Dataset excerpts:
^^^^^^^^
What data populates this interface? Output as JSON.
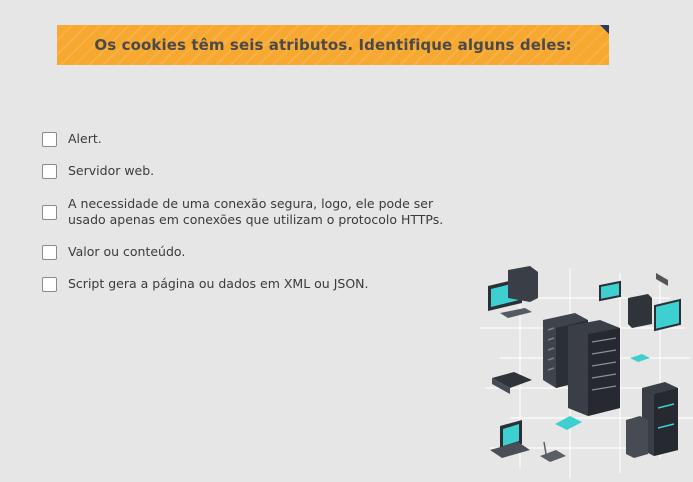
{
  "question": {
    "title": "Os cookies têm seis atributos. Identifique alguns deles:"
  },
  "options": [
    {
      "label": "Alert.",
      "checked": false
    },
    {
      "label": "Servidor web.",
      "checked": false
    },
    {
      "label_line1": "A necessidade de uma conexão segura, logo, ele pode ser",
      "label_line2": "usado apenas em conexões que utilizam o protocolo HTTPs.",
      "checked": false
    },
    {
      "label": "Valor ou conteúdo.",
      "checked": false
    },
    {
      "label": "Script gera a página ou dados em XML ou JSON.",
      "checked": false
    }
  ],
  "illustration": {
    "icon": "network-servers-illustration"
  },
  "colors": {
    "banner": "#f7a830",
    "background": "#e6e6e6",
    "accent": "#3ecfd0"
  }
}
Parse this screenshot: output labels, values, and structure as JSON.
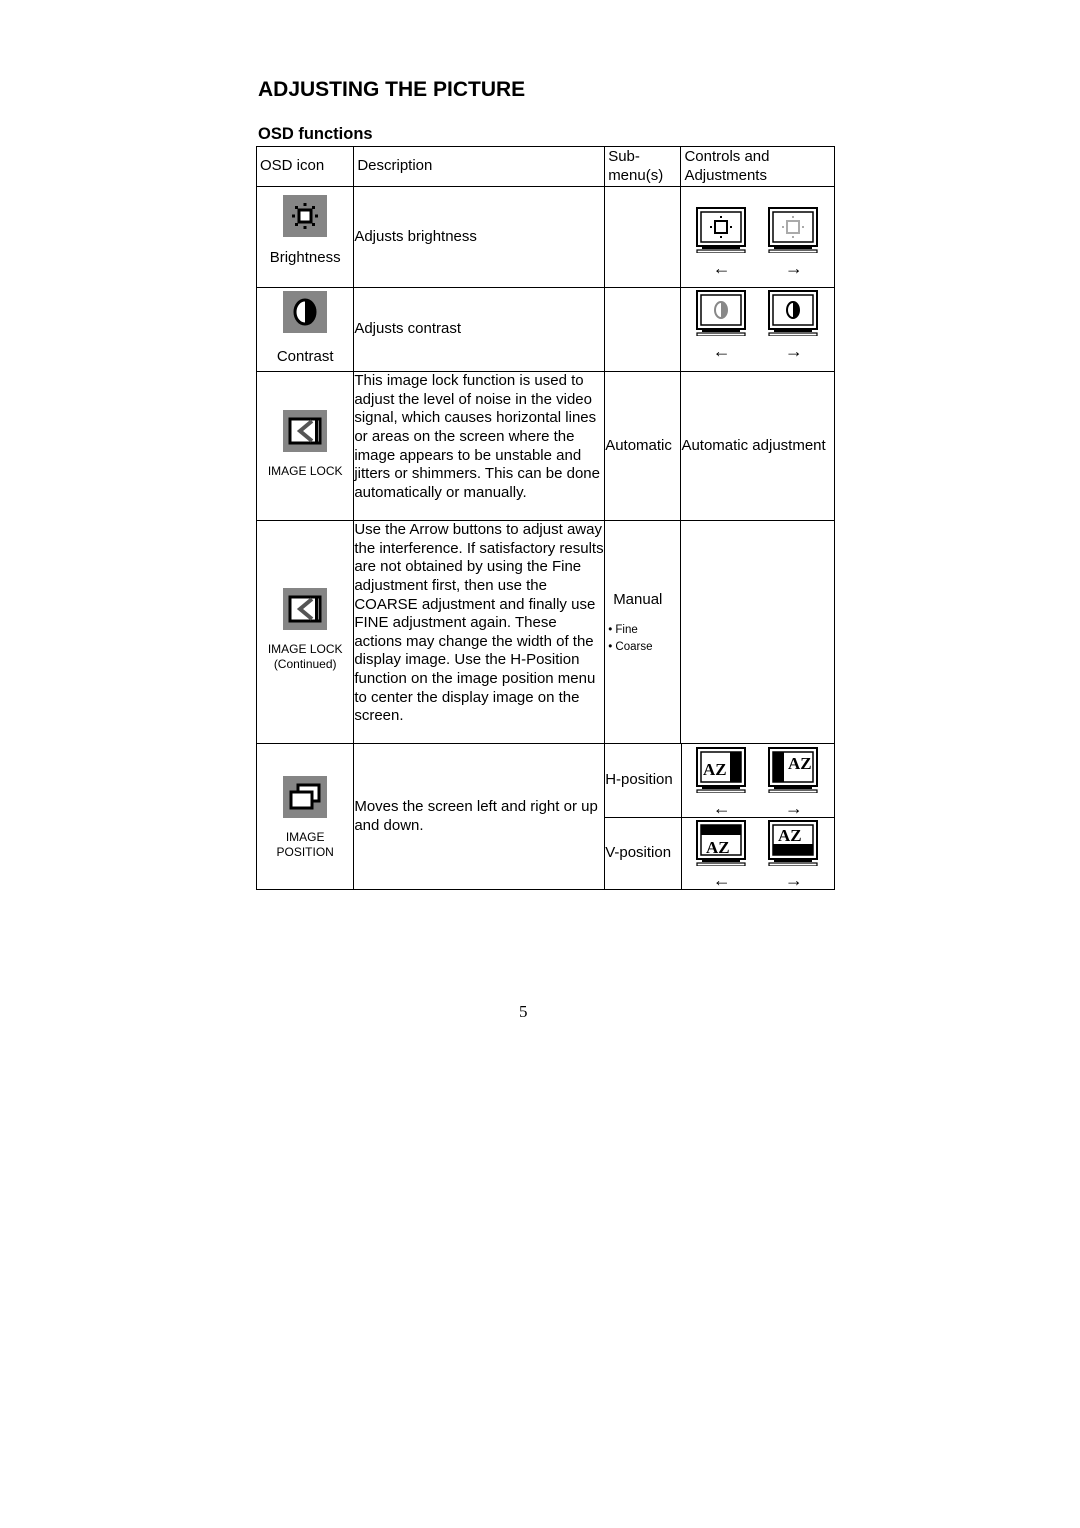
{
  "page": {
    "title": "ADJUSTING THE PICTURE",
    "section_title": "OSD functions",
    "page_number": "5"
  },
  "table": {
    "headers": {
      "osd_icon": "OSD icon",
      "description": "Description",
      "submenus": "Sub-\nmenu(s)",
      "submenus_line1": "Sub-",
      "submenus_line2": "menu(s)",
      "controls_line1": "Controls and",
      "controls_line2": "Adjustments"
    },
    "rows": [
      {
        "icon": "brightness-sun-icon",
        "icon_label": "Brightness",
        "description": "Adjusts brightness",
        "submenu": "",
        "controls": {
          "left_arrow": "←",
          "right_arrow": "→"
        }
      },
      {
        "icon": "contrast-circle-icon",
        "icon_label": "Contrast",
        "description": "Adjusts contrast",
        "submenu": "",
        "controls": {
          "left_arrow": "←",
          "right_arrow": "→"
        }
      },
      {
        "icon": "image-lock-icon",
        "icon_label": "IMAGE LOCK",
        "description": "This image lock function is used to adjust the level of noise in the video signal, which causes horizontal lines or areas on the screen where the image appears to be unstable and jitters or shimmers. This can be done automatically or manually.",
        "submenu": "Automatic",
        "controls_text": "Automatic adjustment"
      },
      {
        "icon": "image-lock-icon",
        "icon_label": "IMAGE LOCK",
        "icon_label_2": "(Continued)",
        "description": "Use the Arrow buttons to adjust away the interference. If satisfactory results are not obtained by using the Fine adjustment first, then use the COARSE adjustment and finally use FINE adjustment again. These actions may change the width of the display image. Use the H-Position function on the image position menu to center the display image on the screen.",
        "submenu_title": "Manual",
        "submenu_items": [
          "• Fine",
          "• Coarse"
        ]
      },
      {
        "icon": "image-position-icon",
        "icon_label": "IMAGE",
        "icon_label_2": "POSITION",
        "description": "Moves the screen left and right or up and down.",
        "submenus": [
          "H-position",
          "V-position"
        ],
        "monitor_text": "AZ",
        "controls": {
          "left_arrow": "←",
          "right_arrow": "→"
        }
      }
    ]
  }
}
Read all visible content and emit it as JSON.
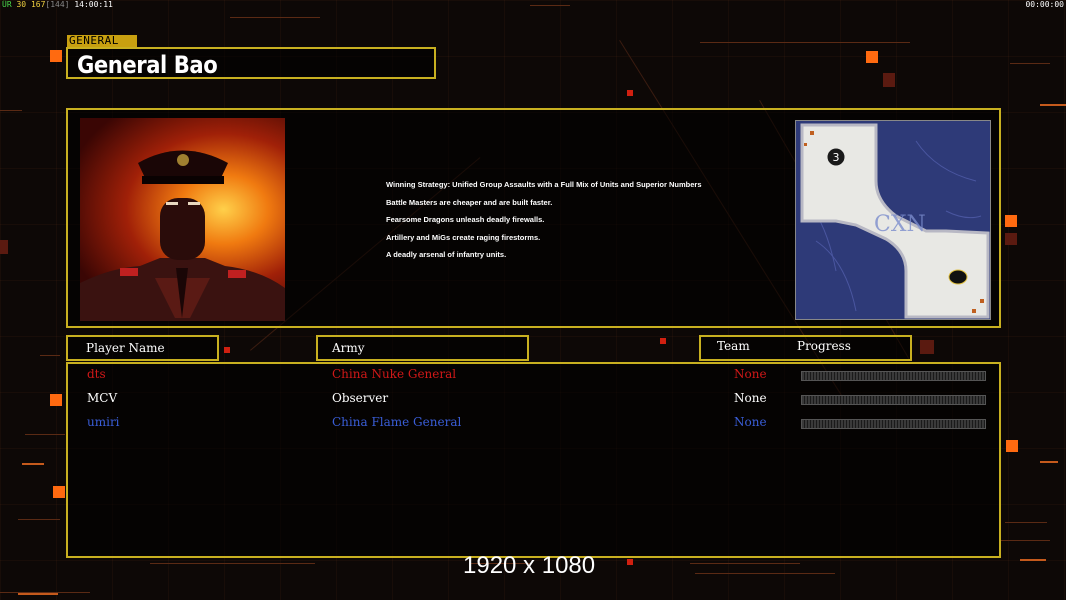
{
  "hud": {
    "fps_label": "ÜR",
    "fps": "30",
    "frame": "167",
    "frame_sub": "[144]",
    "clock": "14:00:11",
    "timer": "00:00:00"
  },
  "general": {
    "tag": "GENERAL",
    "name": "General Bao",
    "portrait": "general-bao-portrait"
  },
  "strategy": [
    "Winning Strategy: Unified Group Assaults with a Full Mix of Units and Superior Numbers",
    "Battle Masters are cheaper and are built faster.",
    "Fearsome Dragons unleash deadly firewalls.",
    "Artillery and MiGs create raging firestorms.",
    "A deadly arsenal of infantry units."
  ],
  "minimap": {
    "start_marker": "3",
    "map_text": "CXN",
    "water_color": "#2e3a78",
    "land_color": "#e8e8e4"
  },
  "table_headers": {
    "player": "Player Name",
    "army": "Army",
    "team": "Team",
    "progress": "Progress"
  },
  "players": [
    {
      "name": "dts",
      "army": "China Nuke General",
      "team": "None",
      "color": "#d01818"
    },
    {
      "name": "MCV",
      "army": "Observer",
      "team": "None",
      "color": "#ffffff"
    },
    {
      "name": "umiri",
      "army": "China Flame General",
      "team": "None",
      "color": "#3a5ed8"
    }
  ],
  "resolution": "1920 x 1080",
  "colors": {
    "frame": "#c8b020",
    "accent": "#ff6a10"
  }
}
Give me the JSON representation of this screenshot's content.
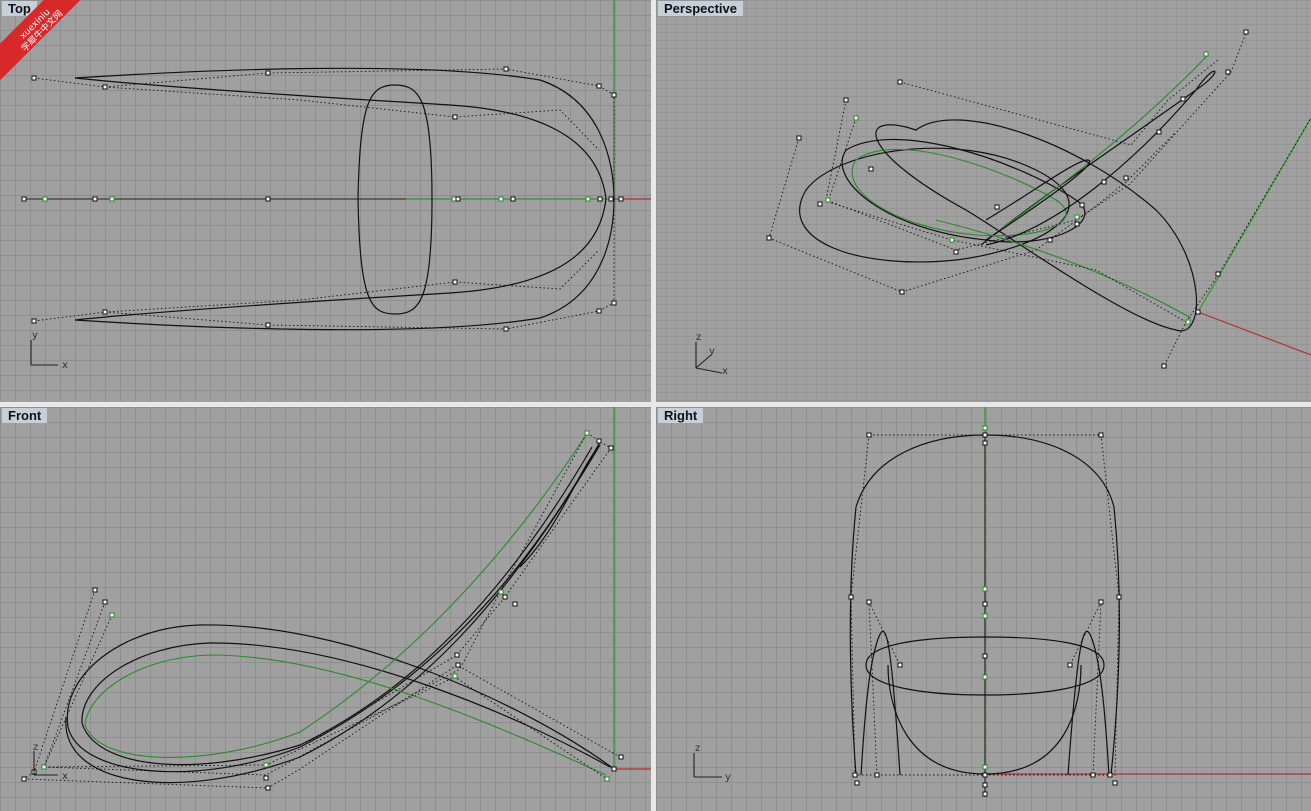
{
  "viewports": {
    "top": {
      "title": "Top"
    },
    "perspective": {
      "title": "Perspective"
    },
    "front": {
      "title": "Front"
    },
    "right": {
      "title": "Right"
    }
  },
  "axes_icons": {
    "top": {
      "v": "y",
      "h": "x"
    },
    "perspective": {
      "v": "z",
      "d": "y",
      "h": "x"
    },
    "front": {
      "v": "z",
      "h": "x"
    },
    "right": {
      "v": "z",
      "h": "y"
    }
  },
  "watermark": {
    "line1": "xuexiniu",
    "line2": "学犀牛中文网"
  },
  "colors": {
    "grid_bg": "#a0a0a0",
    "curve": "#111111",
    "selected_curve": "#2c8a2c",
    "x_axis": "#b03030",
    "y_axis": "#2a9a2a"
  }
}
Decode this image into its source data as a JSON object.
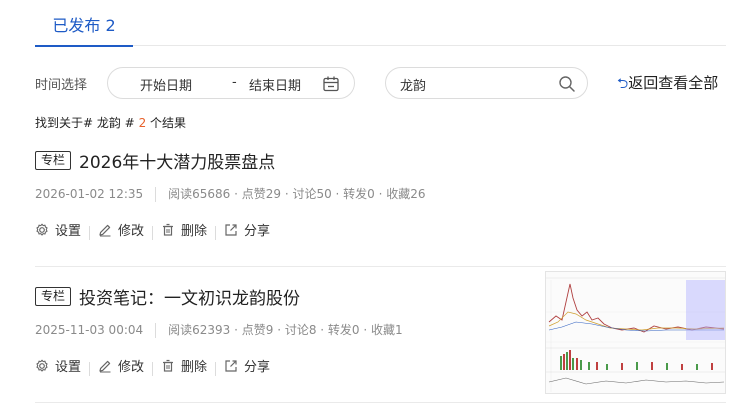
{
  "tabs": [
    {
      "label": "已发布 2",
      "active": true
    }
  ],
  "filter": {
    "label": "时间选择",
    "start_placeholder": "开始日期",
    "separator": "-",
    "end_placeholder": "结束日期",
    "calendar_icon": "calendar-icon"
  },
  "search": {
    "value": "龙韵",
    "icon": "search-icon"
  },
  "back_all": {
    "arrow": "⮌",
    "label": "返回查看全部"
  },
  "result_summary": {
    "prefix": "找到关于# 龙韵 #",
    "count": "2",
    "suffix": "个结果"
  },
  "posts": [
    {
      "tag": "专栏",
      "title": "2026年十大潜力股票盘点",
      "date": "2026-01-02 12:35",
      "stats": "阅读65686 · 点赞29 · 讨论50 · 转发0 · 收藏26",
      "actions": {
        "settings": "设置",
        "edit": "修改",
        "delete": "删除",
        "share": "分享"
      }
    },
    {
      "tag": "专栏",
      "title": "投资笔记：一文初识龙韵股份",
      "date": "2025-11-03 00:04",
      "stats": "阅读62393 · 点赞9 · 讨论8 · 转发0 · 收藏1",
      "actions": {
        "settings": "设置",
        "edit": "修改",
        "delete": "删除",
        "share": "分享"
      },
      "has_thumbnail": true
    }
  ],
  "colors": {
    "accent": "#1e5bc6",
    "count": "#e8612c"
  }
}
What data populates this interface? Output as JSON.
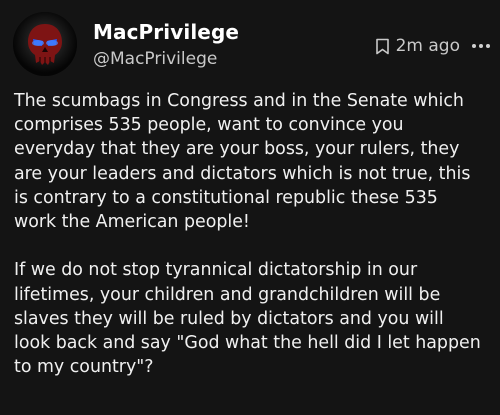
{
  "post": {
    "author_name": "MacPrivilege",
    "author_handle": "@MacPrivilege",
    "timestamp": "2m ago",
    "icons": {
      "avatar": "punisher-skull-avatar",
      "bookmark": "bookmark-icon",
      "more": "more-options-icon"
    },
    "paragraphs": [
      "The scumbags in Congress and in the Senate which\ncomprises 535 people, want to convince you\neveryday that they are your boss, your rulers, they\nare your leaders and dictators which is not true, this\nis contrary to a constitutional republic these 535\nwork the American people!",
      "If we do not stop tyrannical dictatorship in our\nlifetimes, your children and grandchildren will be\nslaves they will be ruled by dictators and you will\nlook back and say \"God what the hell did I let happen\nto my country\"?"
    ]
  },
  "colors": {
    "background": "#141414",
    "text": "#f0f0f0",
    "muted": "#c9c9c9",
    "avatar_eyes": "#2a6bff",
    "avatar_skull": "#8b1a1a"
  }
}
^^^^^^^^
▶ [AIM OF THE EXERCISE]
Copy all lines above containing the string "Fine".

▶ [ANSWER TO THIS TASK]
        "description": "Use the Arrow buttons to adjust away the interference. If satisfactory results are not obtained by using the Fine adjustment first, then use the COARSE adjustment and finally use FINE adjustment again. These actions may change the width of the display image. Use the H-Position function on the image position menu to center the display image on the screen.",
          "• Fine",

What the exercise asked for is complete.